» **WHAT TO DO**: Each line that follows is to be retyped exactly.

─── SUPPLIED INFORMATION ───

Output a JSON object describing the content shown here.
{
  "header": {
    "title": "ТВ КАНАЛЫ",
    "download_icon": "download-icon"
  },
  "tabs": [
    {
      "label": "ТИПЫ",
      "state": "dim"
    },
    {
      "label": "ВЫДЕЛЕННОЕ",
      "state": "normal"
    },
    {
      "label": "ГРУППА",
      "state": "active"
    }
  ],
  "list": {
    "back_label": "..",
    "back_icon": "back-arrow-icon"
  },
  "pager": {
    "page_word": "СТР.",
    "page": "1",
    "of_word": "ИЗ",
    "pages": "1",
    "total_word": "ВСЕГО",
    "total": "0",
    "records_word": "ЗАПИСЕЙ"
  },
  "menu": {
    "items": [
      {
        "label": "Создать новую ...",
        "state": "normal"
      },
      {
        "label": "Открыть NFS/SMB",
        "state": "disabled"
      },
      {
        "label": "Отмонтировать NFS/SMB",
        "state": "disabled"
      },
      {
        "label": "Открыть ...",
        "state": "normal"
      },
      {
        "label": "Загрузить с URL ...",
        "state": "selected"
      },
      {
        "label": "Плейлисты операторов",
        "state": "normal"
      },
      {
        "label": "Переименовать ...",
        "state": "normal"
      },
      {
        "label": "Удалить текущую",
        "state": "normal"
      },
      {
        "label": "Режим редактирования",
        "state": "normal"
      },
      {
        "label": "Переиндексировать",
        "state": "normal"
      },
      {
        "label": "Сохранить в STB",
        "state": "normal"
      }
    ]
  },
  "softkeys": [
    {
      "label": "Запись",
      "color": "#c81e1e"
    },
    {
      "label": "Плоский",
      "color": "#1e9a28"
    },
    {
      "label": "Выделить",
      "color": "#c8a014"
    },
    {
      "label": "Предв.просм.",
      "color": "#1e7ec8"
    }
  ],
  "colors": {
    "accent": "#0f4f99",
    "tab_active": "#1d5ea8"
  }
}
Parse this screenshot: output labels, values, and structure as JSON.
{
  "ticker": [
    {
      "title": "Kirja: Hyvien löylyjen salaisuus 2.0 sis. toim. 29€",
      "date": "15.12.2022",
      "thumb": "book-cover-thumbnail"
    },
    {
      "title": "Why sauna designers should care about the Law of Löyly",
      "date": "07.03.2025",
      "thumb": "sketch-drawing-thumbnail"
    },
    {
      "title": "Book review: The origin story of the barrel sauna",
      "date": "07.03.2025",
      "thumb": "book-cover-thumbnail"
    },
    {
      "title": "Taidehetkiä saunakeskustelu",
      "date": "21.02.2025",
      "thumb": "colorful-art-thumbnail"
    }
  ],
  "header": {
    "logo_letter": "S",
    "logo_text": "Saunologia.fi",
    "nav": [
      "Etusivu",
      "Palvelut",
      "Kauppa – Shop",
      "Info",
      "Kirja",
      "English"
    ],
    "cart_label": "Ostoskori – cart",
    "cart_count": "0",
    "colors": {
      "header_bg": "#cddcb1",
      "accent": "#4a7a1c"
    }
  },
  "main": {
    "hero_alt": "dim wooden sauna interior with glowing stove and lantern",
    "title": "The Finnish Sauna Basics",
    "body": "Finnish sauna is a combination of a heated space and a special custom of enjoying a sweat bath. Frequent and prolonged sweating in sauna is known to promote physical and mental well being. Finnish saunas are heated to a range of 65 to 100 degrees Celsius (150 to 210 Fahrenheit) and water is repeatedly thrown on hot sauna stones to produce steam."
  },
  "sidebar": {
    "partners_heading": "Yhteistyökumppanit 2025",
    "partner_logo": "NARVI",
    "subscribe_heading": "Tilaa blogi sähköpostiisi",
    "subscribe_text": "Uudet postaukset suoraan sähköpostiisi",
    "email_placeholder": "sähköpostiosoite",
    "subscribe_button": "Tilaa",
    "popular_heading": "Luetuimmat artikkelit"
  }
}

───

» **FULL OUTPUT**:
Output a JSON object describing the content shown here.
{
  "header": {
    "title": "ТВ КАНАЛЫ",
    "download_icon": "download-icon"
  },
  "tabs": [
    {
      "label": "ТИПЫ",
      "state": "dim"
    },
    {
      "label": "ВЫДЕЛЕННОЕ",
      "state": "normal"
    },
    {
      "label": "ГРУППА",
      "state": "active"
    }
  ],
  "list": {
    "back_label": "..",
    "back_icon": "back-arrow-icon"
  },
  "pager": {
    "page_word": "СТР.",
    "page": "1",
    "of_word": "ИЗ",
    "pages": "1",
    "total_word": "ВСЕГО",
    "total": "0",
    "records_word": "ЗАПИСЕЙ"
  },
  "menu": {
    "items": [
      {
        "label": "Создать новую ...",
        "state": "normal"
      },
      {
        "label": "Открыть NFS/SMB",
        "state": "disabled"
      },
      {
        "label": "Отмонтировать NFS/SMB",
        "state": "disabled"
      },
      {
        "label": "Открыть ...",
        "state": "normal"
      },
      {
        "label": "Загрузить с URL ...",
        "state": "selected"
      },
      {
        "label": "Плейлисты операторов",
        "state": "normal"
      },
      {
        "label": "Переименовать ...",
        "state": "normal"
      },
      {
        "label": "Удалить текущую",
        "state": "normal"
      },
      {
        "label": "Режим редактирования",
        "state": "normal"
      },
      {
        "label": "Переиндексировать",
        "state": "normal"
      },
      {
        "label": "Сохранить в STB",
        "state": "normal"
      }
    ]
  },
  "softkeys": [
    {
      "label": "Запись",
      "color": "#c81e1e"
    },
    {
      "label": "Плоский",
      "color": "#1e9a28"
    },
    {
      "label": "Выделить",
      "color": "#c8a014"
    },
    {
      "label": "Предв.просм.",
      "color": "#1e7ec8"
    }
  ],
  "colors": {
    "accent": "#0f4f99",
    "tab_active": "#1d5ea8"
  }
}
Parse this screenshot: output labels, values, and structure as JSON.
{
  "ticker": [
    {
      "title": "Kirja: Hyvien löylyjen salaisuus 2.0 sis. toim. 29€",
      "date": "15.12.2022",
      "thumb": "book-cover-thumbnail"
    },
    {
      "title": "Why sauna designers should care about the Law of Löyly",
      "date": "07.03.2025",
      "thumb": "sketch-drawing-thumbnail"
    },
    {
      "title": "Book review: The origin story of the barrel sauna",
      "date": "07.03.2025",
      "thumb": "book-cover-thumbnail"
    },
    {
      "title": "Taidehetkiä saunakeskustelu",
      "date": "21.02.2025",
      "thumb": "colorful-art-thumbnail"
    }
  ],
  "header": {
    "logo_letter": "S",
    "logo_text": "Saunologia.fi",
    "nav": [
      "Etusivu",
      "Palvelut",
      "Kauppa – Shop",
      "Info",
      "Kirja",
      "English"
    ],
    "cart_label": "Ostoskori – cart",
    "cart_count": "0",
    "colors": {
      "header_bg": "#cddcb1",
      "accent": "#4a7a1c"
    }
  },
  "main": {
    "hero_alt": "dim wooden sauna interior with glowing stove and lantern",
    "title": "The Finnish Sauna Basics",
    "body": "Finnish sauna is a combination of a heated space and a special custom of enjoying a sweat bath. Frequent and prolonged sweating in sauna is known to promote physical and mental well being. Finnish saunas are heated to a range of 65 to 100 degrees Celsius (150 to 210 Fahrenheit) and water is repeatedly thrown on hot sauna stones to produce steam."
  },
  "sidebar": {
    "partners_heading": "Yhteistyökumppanit 2025",
    "partner_logo": "NARVI",
    "subscribe_heading": "Tilaa blogi sähköpostiisi",
    "subscribe_text": "Uudet postaukset suoraan sähköpostiisi",
    "email_placeholder": "sähköpostiosoite",
    "subscribe_button": "Tilaa",
    "popular_heading": "Luetuimmat artikkelit"
  }
}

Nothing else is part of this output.